RAW RECORDS:
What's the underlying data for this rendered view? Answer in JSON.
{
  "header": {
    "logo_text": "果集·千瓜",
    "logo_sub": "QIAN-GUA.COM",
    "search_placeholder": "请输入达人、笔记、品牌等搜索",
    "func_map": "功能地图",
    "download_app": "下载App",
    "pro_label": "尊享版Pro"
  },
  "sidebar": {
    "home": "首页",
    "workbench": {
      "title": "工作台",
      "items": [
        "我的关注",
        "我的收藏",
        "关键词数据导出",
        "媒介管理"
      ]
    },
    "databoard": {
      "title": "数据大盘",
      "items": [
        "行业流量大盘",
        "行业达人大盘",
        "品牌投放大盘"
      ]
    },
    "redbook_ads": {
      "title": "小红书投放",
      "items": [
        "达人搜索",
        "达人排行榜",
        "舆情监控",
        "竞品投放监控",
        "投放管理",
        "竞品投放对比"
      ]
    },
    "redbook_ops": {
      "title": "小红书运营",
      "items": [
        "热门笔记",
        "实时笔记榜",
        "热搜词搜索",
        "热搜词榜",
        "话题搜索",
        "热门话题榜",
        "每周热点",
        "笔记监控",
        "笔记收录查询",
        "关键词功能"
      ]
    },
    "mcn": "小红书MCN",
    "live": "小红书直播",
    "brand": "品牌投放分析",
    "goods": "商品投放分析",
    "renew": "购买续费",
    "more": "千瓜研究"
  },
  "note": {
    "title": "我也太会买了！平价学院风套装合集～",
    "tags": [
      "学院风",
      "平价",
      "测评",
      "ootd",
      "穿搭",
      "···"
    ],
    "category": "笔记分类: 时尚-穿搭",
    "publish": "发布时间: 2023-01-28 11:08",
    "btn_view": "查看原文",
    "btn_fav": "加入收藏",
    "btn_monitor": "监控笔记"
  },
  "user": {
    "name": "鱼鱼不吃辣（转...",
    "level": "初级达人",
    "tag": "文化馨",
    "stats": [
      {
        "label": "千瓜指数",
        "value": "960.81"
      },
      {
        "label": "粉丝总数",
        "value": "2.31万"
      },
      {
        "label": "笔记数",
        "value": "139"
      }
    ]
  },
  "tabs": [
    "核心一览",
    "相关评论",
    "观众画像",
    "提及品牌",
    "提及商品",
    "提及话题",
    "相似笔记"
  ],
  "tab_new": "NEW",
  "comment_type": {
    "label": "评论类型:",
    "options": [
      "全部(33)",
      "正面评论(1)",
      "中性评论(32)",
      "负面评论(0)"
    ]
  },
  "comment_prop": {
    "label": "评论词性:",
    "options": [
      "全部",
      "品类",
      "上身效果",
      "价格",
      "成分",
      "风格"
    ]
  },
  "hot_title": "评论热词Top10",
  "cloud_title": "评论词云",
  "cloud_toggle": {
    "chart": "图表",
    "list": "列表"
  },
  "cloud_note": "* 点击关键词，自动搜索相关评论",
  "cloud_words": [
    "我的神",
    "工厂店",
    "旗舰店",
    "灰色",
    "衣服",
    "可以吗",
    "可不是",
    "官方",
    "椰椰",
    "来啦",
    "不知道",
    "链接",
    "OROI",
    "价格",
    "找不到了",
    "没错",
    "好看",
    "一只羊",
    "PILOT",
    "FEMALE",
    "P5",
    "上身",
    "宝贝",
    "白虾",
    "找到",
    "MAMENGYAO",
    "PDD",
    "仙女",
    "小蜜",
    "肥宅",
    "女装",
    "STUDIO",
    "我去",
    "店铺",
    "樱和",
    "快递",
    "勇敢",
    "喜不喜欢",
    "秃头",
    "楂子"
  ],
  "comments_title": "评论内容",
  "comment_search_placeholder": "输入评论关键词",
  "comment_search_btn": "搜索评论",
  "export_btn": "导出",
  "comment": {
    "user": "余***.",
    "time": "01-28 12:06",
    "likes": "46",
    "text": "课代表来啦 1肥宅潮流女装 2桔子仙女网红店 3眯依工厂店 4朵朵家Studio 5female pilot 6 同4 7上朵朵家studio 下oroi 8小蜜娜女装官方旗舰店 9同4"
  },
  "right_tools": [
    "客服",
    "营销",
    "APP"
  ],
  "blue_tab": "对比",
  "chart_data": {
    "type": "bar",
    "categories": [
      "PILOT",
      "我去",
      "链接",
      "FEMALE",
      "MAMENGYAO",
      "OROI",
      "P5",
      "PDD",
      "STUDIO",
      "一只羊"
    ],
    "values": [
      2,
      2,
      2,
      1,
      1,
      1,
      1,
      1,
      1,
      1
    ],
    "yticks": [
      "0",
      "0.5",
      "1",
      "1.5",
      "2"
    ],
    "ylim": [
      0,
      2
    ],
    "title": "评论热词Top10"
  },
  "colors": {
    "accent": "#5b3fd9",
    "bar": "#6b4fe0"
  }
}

YOUR INSTRUCTIONS:
Retype the data exactly as given.

RESULT:
What's the underlying data for this rendered view? Answer in JSON.
{
  "header": {
    "logo_text": "果集·千瓜",
    "logo_sub": "QIAN-GUA.COM",
    "search_placeholder": "请输入达人、笔记、品牌等搜索",
    "func_map": "功能地图",
    "download_app": "下载App",
    "pro_label": "尊享版Pro"
  },
  "sidebar": {
    "home": "首页",
    "workbench": {
      "title": "工作台",
      "items": [
        "我的关注",
        "我的收藏",
        "关键词数据导出",
        "媒介管理"
      ]
    },
    "databoard": {
      "title": "数据大盘",
      "items": [
        "行业流量大盘",
        "行业达人大盘",
        "品牌投放大盘"
      ]
    },
    "redbook_ads": {
      "title": "小红书投放",
      "items": [
        "达人搜索",
        "达人排行榜",
        "舆情监控",
        "竞品投放监控",
        "投放管理",
        "竞品投放对比"
      ]
    },
    "redbook_ops": {
      "title": "小红书运营",
      "items": [
        "热门笔记",
        "实时笔记榜",
        "热搜词搜索",
        "热搜词榜",
        "话题搜索",
        "热门话题榜",
        "每周热点",
        "笔记监控",
        "笔记收录查询",
        "关键词功能"
      ]
    },
    "mcn": "小红书MCN",
    "live": "小红书直播",
    "brand": "品牌投放分析",
    "goods": "商品投放分析",
    "renew": "购买续费",
    "more": "千瓜研究"
  },
  "note": {
    "title": "我也太会买了！平价学院风套装合集～",
    "tags": [
      "学院风",
      "平价",
      "测评",
      "ootd",
      "穿搭",
      "···"
    ],
    "category": "笔记分类: 时尚-穿搭",
    "publish": "发布时间: 2023-01-28 11:08",
    "btn_view": "查看原文",
    "btn_fav": "加入收藏",
    "btn_monitor": "监控笔记"
  },
  "user": {
    "name": "鱼鱼不吃辣（转...",
    "level": "初级达人",
    "tag": "文化馨",
    "stats": [
      {
        "label": "千瓜指数",
        "value": "960.81"
      },
      {
        "label": "粉丝总数",
        "value": "2.31万"
      },
      {
        "label": "笔记数",
        "value": "139"
      }
    ]
  },
  "tabs": [
    "核心一览",
    "相关评论",
    "观众画像",
    "提及品牌",
    "提及商品",
    "提及话题",
    "相似笔记"
  ],
  "tab_new": "NEW",
  "comment_type": {
    "label": "评论类型:",
    "options": [
      "全部(33)",
      "正面评论(1)",
      "中性评论(32)",
      "负面评论(0)"
    ]
  },
  "comment_prop": {
    "label": "评论词性:",
    "options": [
      "全部",
      "品类",
      "上身效果",
      "价格",
      "成分",
      "风格"
    ]
  },
  "hot_title": "评论热词Top10",
  "cloud_title": "评论词云",
  "cloud_toggle": {
    "chart": "图表",
    "list": "列表"
  },
  "cloud_note": "* 点击关键词，自动搜索相关评论",
  "cloud_words": [
    "我的神",
    "工厂店",
    "旗舰店",
    "灰色",
    "衣服",
    "可以吗",
    "可不是",
    "官方",
    "椰椰",
    "来啦",
    "不知道",
    "链接",
    "OROI",
    "价格",
    "找不到了",
    "没错",
    "好看",
    "一只羊",
    "PILOT",
    "FEMALE",
    "P5",
    "上身",
    "宝贝",
    "白虾",
    "找到",
    "MAMENGYAO",
    "PDD",
    "仙女",
    "小蜜",
    "肥宅",
    "女装",
    "STUDIO",
    "我去",
    "店铺",
    "樱和",
    "快递",
    "勇敢",
    "喜不喜欢",
    "秃头",
    "楂子"
  ],
  "comments_title": "评论内容",
  "comment_search_placeholder": "输入评论关键词",
  "comment_search_btn": "搜索评论",
  "export_btn": "导出",
  "comment": {
    "user": "余***.",
    "time": "01-28 12:06",
    "likes": "46",
    "text": "课代表来啦 1肥宅潮流女装 2桔子仙女网红店 3眯依工厂店 4朵朵家Studio 5female pilot 6 同4 7上朵朵家studio 下oroi 8小蜜娜女装官方旗舰店 9同4"
  },
  "right_tools": [
    "客服",
    "营销",
    "APP"
  ],
  "blue_tab": "对比",
  "chart_data": {
    "type": "bar",
    "categories": [
      "PILOT",
      "我去",
      "链接",
      "FEMALE",
      "MAMENGYAO",
      "OROI",
      "P5",
      "PDD",
      "STUDIO",
      "一只羊"
    ],
    "values": [
      2,
      2,
      2,
      1,
      1,
      1,
      1,
      1,
      1,
      1
    ],
    "yticks": [
      "0",
      "0.5",
      "1",
      "1.5",
      "2"
    ],
    "ylim": [
      0,
      2
    ],
    "title": "评论热词Top10"
  },
  "colors": {
    "accent": "#5b3fd9",
    "bar": "#6b4fe0"
  }
}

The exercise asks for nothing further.